__Given instruction__:
Each line that follows should be printed again exactly as it stands.

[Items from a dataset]
___
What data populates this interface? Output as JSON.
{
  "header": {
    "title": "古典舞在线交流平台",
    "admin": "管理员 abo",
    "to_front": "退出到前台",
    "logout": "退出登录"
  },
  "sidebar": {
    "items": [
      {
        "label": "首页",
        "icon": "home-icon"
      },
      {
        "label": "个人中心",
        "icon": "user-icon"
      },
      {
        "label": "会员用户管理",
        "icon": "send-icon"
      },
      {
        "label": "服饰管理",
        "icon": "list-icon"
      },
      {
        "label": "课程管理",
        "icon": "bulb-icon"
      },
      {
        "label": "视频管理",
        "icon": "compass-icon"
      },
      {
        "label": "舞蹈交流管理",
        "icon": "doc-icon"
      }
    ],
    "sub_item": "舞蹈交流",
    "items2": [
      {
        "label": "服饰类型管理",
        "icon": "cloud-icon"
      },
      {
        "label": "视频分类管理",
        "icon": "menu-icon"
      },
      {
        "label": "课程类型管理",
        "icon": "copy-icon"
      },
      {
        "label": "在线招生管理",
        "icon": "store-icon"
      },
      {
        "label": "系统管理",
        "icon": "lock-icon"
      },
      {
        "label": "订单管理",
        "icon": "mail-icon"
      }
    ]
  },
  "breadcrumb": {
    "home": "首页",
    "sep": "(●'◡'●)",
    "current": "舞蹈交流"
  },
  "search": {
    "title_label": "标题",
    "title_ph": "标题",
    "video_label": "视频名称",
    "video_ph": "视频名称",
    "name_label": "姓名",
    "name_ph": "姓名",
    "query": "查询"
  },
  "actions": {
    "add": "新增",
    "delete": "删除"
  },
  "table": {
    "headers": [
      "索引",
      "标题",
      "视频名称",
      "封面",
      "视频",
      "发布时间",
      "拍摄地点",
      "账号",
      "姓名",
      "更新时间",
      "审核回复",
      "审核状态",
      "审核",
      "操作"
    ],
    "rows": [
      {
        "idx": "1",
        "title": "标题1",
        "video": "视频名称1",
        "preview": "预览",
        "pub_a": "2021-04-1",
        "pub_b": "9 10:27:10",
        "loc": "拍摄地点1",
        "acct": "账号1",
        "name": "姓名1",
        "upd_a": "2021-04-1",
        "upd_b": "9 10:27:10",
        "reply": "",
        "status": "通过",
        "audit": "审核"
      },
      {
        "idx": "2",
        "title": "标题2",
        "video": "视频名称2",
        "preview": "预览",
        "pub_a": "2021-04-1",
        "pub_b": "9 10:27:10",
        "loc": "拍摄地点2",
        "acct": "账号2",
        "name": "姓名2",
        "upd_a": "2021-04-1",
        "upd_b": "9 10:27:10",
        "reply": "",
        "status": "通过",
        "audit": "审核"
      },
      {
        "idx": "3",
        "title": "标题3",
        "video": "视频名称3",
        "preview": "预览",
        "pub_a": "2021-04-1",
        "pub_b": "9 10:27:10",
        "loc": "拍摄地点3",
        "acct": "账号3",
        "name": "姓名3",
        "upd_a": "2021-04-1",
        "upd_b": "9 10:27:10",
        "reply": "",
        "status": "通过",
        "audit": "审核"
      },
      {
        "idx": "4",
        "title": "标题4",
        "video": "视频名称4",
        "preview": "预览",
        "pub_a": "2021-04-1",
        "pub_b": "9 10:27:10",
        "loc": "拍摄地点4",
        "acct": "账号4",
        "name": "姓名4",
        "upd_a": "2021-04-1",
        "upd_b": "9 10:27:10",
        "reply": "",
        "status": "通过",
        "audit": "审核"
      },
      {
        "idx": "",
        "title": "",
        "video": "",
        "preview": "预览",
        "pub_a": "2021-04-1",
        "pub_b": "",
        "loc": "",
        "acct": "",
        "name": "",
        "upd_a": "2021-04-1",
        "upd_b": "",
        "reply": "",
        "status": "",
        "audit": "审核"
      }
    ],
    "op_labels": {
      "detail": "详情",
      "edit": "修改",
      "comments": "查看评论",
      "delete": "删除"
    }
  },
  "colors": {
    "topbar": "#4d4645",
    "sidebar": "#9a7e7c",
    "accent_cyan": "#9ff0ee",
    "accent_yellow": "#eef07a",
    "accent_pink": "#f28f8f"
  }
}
___
__Complete output__:
What data populates this interface? Output as JSON.
{
  "header": {
    "title": "古典舞在线交流平台",
    "admin": "管理员 abo",
    "to_front": "退出到前台",
    "logout": "退出登录"
  },
  "sidebar": {
    "items": [
      {
        "label": "首页",
        "icon": "home-icon"
      },
      {
        "label": "个人中心",
        "icon": "user-icon"
      },
      {
        "label": "会员用户管理",
        "icon": "send-icon"
      },
      {
        "label": "服饰管理",
        "icon": "list-icon"
      },
      {
        "label": "课程管理",
        "icon": "bulb-icon"
      },
      {
        "label": "视频管理",
        "icon": "compass-icon"
      },
      {
        "label": "舞蹈交流管理",
        "icon": "doc-icon"
      }
    ],
    "sub_item": "舞蹈交流",
    "items2": [
      {
        "label": "服饰类型管理",
        "icon": "cloud-icon"
      },
      {
        "label": "视频分类管理",
        "icon": "menu-icon"
      },
      {
        "label": "课程类型管理",
        "icon": "copy-icon"
      },
      {
        "label": "在线招生管理",
        "icon": "store-icon"
      },
      {
        "label": "系统管理",
        "icon": "lock-icon"
      },
      {
        "label": "订单管理",
        "icon": "mail-icon"
      }
    ]
  },
  "breadcrumb": {
    "home": "首页",
    "sep": "(●'◡'●)",
    "current": "舞蹈交流"
  },
  "search": {
    "title_label": "标题",
    "title_ph": "标题",
    "video_label": "视频名称",
    "video_ph": "视频名称",
    "name_label": "姓名",
    "name_ph": "姓名",
    "query": "查询"
  },
  "actions": {
    "add": "新增",
    "delete": "删除"
  },
  "table": {
    "headers": [
      "索引",
      "标题",
      "视频名称",
      "封面",
      "视频",
      "发布时间",
      "拍摄地点",
      "账号",
      "姓名",
      "更新时间",
      "审核回复",
      "审核状态",
      "审核",
      "操作"
    ],
    "rows": [
      {
        "idx": "1",
        "title": "标题1",
        "video": "视频名称1",
        "preview": "预览",
        "pub_a": "2021-04-1",
        "pub_b": "9 10:27:10",
        "loc": "拍摄地点1",
        "acct": "账号1",
        "name": "姓名1",
        "upd_a": "2021-04-1",
        "upd_b": "9 10:27:10",
        "reply": "",
        "status": "通过",
        "audit": "审核"
      },
      {
        "idx": "2",
        "title": "标题2",
        "video": "视频名称2",
        "preview": "预览",
        "pub_a": "2021-04-1",
        "pub_b": "9 10:27:10",
        "loc": "拍摄地点2",
        "acct": "账号2",
        "name": "姓名2",
        "upd_a": "2021-04-1",
        "upd_b": "9 10:27:10",
        "reply": "",
        "status": "通过",
        "audit": "审核"
      },
      {
        "idx": "3",
        "title": "标题3",
        "video": "视频名称3",
        "preview": "预览",
        "pub_a": "2021-04-1",
        "pub_b": "9 10:27:10",
        "loc": "拍摄地点3",
        "acct": "账号3",
        "name": "姓名3",
        "upd_a": "2021-04-1",
        "upd_b": "9 10:27:10",
        "reply": "",
        "status": "通过",
        "audit": "审核"
      },
      {
        "idx": "4",
        "title": "标题4",
        "video": "视频名称4",
        "preview": "预览",
        "pub_a": "2021-04-1",
        "pub_b": "9 10:27:10",
        "loc": "拍摄地点4",
        "acct": "账号4",
        "name": "姓名4",
        "upd_a": "2021-04-1",
        "upd_b": "9 10:27:10",
        "reply": "",
        "status": "通过",
        "audit": "审核"
      },
      {
        "idx": "",
        "title": "",
        "video": "",
        "preview": "预览",
        "pub_a": "2021-04-1",
        "pub_b": "",
        "loc": "",
        "acct": "",
        "name": "",
        "upd_a": "2021-04-1",
        "upd_b": "",
        "reply": "",
        "status": "",
        "audit": "审核"
      }
    ],
    "op_labels": {
      "detail": "详情",
      "edit": "修改",
      "comments": "查看评论",
      "delete": "删除"
    }
  },
  "colors": {
    "topbar": "#4d4645",
    "sidebar": "#9a7e7c",
    "accent_cyan": "#9ff0ee",
    "accent_yellow": "#eef07a",
    "accent_pink": "#f28f8f"
  }
}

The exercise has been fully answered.